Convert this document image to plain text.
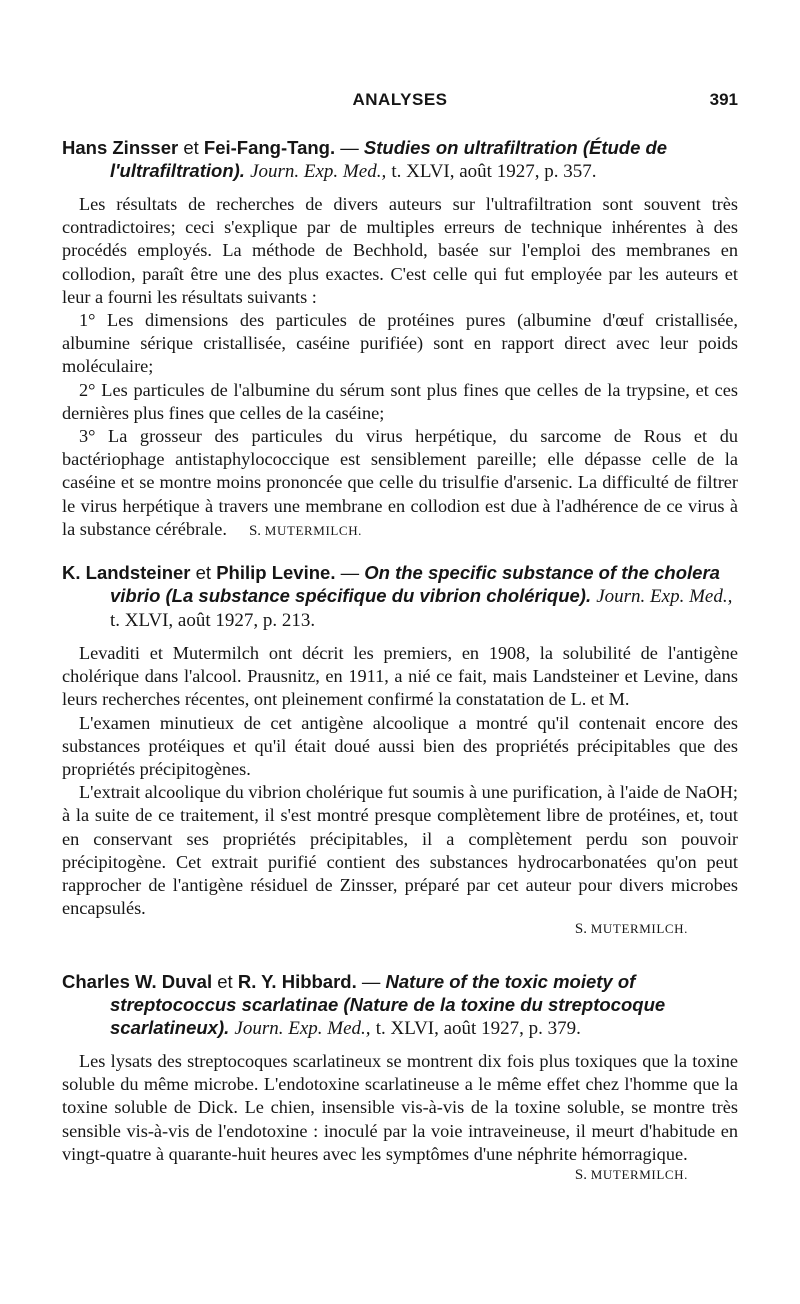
ANALYSES	391

Hans Zinsser et Fei-Fang-Tang. — Studies on ultrafiltration (Étude de l'ultrafiltration). Journ. Exp. Med., t. XLVI, août 1927, p. 357.

Les résultats de recherches de divers auteurs sur l'ultrafiltration sont souvent très contradictoires; ceci s'explique par de multiples erreurs de technique inhérentes à des procédés employés. La méthode de Bechhold, basée sur l'emploi des membranes en collodion, paraît être une des plus exactes. C'est celle qui fut employée par les auteurs et leur a fourni les résultats suivants :

1° Les dimensions des particules de protéines pures (albumine d'œuf cristallisée, albumine sérique cristallisée, caséine purifiée) sont en rapport direct avec leur poids moléculaire;

2° Les particules de l'albumine du sérum sont plus fines que celles de la trypsine, et ces dernières plus fines que celles de la caséine;

3° La grosseur des particules du virus herpétique, du sarcome de Rous et du bactériophage antistaphylococcique est sensiblement pareille; elle dépasse celle de la caséine et se montre moins prononcée que celle du trisulfie d'arsenic. La difficulté de filtrer le virus herpétique à travers une membrane en collodion est due à l'adhérence de ce virus à la substance cérébrale. S. MUTERMILCH.

K. Landsteiner et Philip Levine. — On the specific substance of the cholera vibrio (La substance spécifique du vibrion cholérique). Journ. Exp. Med., t. XLVI, août 1927, p. 213.

Levaditi et Mutermilch ont décrit les premiers, en 1908, la solubilité de l'antigène cholérique dans l'alcool. Prausnitz, en 1911, a nié ce fait, mais Landsteiner et Levine, dans leurs recherches récentes, ont pleinement confirmé la constatation de L. et M.

L'examen minutieux de cet antigène alcoolique a montré qu'il contenait encore des substances protéiques et qu'il était doué aussi bien des propriétés précipitables que des propriétés précipitogènes.

L'extrait alcoolique du vibrion cholérique fut soumis à une purification, à l'aide de NaOH; à la suite de ce traitement, il s'est montré presque complètement libre de protéines, et, tout en conservant ses propriétés précipitables, il a complètement perdu son pouvoir précipitogène. Cet extrait purifié contient des substances hydrocarbonatées qu'on peut rapprocher de l'antigène résiduel de Zinsser, préparé par cet auteur pour divers microbes encapsulés.

S. MUTERMILCH.

Charles W. Duval et R. Y. Hibbard. — Nature of the toxic moiety of streptococcus scarlatinae (Nature de la toxine du streptocoque scarlatineux). Journ. Exp. Med., t. XLVI, août 1927, p. 379.

Les lysats des streptocoques scarlatineux se montrent dix fois plus toxiques que la toxine soluble du même microbe. L'endotoxine scarlatineuse a le même effet chez l'homme que la toxine soluble de Dick. Le chien, insensible vis-à-vis de la toxine soluble, se montre très sensible vis-à-vis de l'endotoxine : inoculé par la voie intraveineuse, il meurt d'habitude en vingt-quatre à quarante-huit heures avec les symptômes d'une néphrite hémorragique.

S. MUTERMILCH.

******************************

Write out each entry exactly as given, omitting any picture.

Convert this document image to plain text.
ANALYSES	391

Hans Zinsser et Fei-Fang-Tang. — Studies on ultrafiltration (Étude de l'ultrafiltration). Journ. Exp. Med., t. XLVI, août 1927, p. 357.

Les résultats de recherches de divers auteurs sur l'ultrafiltration sont souvent très contradictoires; ceci s'explique par de multiples erreurs de technique inhérentes à des procédés employés. La méthode de Bechhold, basée sur l'emploi des membranes en collodion, paraît être une des plus exactes. C'est celle qui fut employée par les auteurs et leur a fourni les résultats suivants :

1° Les dimensions des particules de protéines pures (albumine d'œuf cristallisée, albumine sérique cristallisée, caséine purifiée) sont en rapport direct avec leur poids moléculaire;

2° Les particules de l'albumine du sérum sont plus fines que celles de la trypsine, et ces dernières plus fines que celles de la caséine;

3° La grosseur des particules du virus herpétique, du sarcome de Rous et du bactériophage antistaphylococcique est sensiblement pareille; elle dépasse celle de la caséine et se montre moins prononcée que celle du trisulfie d'arsenic. La difficulté de filtrer le virus herpétique à travers une membrane en collodion est due à l'adhérence de ce virus à la substance cérébrale. S. MUTERMILCH.

K. Landsteiner et Philip Levine. — On the specific substance of the cholera vibrio (La substance spécifique du vibrion cholérique). Journ. Exp. Med., t. XLVI, août 1927, p. 213.

Levaditi et Mutermilch ont décrit les premiers, en 1908, la solubilité de l'antigène cholérique dans l'alcool. Prausnitz, en 1911, a nié ce fait, mais Landsteiner et Levine, dans leurs recherches récentes, ont pleinement confirmé la constatation de L. et M.

L'examen minutieux de cet antigène alcoolique a montré qu'il contenait encore des substances protéiques et qu'il était doué aussi bien des propriétés précipitables que des propriétés précipitogènes.

L'extrait alcoolique du vibrion cholérique fut soumis à une purification, à l'aide de NaOH; à la suite de ce traitement, il s'est montré presque complètement libre de protéines, et, tout en conservant ses propriétés précipitables, il a complètement perdu son pouvoir précipitogène. Cet extrait purifié contient des substances hydrocarbonatées qu'on peut rapprocher de l'antigène résiduel de Zinsser, préparé par cet auteur pour divers microbes encapsulés.

S. MUTERMILCH.

Charles W. Duval et R. Y. Hibbard. — Nature of the toxic moiety of streptococcus scarlatinae (Nature de la toxine du streptocoque scarlatineux). Journ. Exp. Med., t. XLVI, août 1927, p. 379.

Les lysats des streptocoques scarlatineux se montrent dix fois plus toxiques que la toxine soluble du même microbe. L'endotoxine scarlatineuse a le même effet chez l'homme que la toxine soluble de Dick. Le chien, insensible vis-à-vis de la toxine soluble, se montre très sensible vis-à-vis de l'endotoxine : inoculé par la voie intraveineuse, il meurt d'habitude en vingt-quatre à quarante-huit heures avec les symptômes d'une néphrite hémorragique.

S. MUTERMILCH.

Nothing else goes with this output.